RECORD SET

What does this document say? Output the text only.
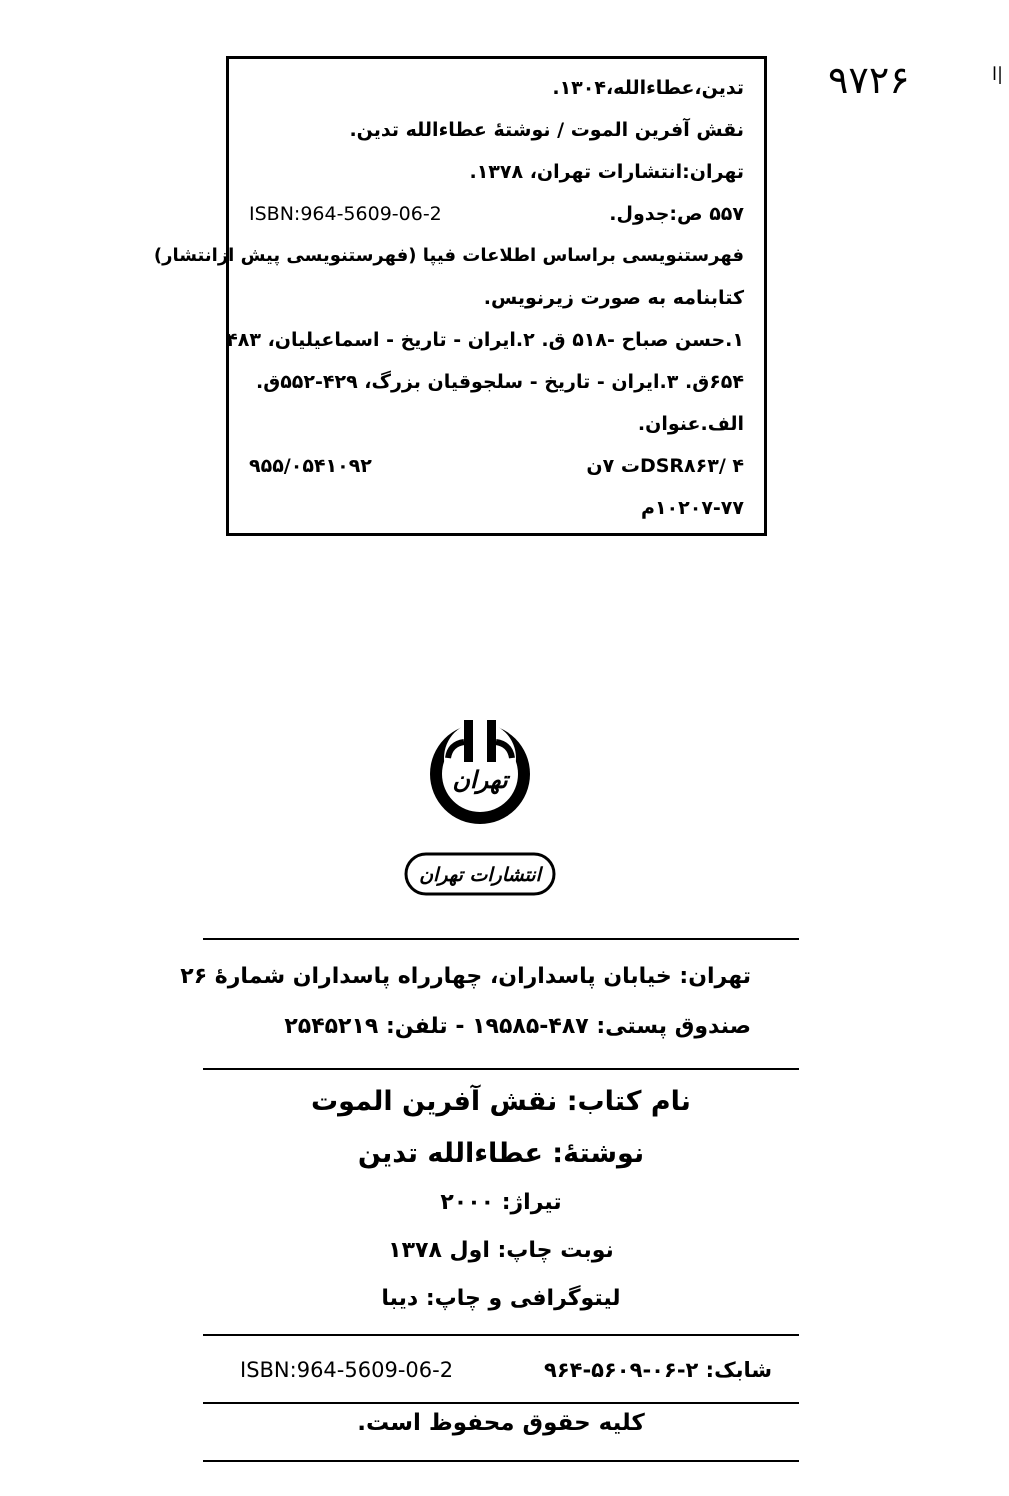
٩٧٢۶	ا|
تدین،عطاءالله،۱۳۰۴.
نقش آفرین الموت / نوشتهٔ عطاءالله تدین.
تهران:انتشارات تهران، ۱۳۷۸.
۵۵۷ ص:جدول.
ISBN:964-5609-06-2
فهرستنویسی براساس اطلاعات فیپا (فهرستنویسی پیش ازانتشار)
کتابنامه به صورت زیرنویس.
۱.حسن صباح -۵۱۸ ق. ۲.ایران - تاریخ - اسماعیلیان، ۴۸۳
۶۵۴ق. ۳.ایران - تاریخ - سلجوقیان بزرگ، ۴۲۹-۵۵۲ق.
الف.عنوان.
DSR۸۶۳/ ۴ت ۷ن
۹۵۵/۰۵۴۱۰۹۲
۱۰۲۰۷-۷۷م
تهران
انتشارات تهران
تهران: خیابان پاسداران، چهارراه پاسداران شمارهٔ ۲۶
صندوق پستی: ۴۸۷-۱۹۵۸۵ - تلفن: ۲۵۴۵۲۱۹
نام کتاب: نقش آفرین الموت
نوشتهٔ: عطاءالله تدین
تیراژ: ۲۰۰۰
نوبت چاپ: اول ۱۳۷۸
لیتوگرافی و چاپ: دیبا
شابک: ۲-۰۶-۵۶۰۹-۹۶۴
ISBN:964-5609-06-2
کلیه حقوق محفوظ است.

WRITTEN TASK
Using the material above, return every line exactly as it appears, minus the pictures.

ANSWER TO THIS EXERCISE
What does this document say? Output the text only.
٩٧٢۶	ا|
تدین،عطاءالله،۱۳۰۴.
نقش آفرین الموت / نوشتهٔ عطاءالله تدین.
تهران:انتشارات تهران، ۱۳۷۸.
۵۵۷ ص:جدول.
ISBN:964-5609-06-2
فهرستنویسی براساس اطلاعات فیپا (فهرستنویسی پیش ازانتشار)
کتابنامه به صورت زیرنویس.
۱.حسن صباح -۵۱۸ ق. ۲.ایران - تاریخ - اسماعیلیان، ۴۸۳
۶۵۴ق. ۳.ایران - تاریخ - سلجوقیان بزرگ، ۴۲۹-۵۵۲ق.
الف.عنوان.
DSR۸۶۳/ ۴ت ۷ن
۹۵۵/۰۵۴۱۰۹۲
۱۰۲۰۷-۷۷م
تهران
انتشارات تهران
تهران: خیابان پاسداران، چهارراه پاسداران شمارهٔ ۲۶
صندوق پستی: ۴۸۷-۱۹۵۸۵ - تلفن: ۲۵۴۵۲۱۹
نام کتاب: نقش آفرین الموت
نوشتهٔ: عطاءالله تدین
تیراژ: ۲۰۰۰
نوبت چاپ: اول ۱۳۷۸
لیتوگرافی و چاپ: دیبا
شابک: ۲-۰۶-۵۶۰۹-۹۶۴
ISBN:964-5609-06-2
کلیه حقوق محفوظ است.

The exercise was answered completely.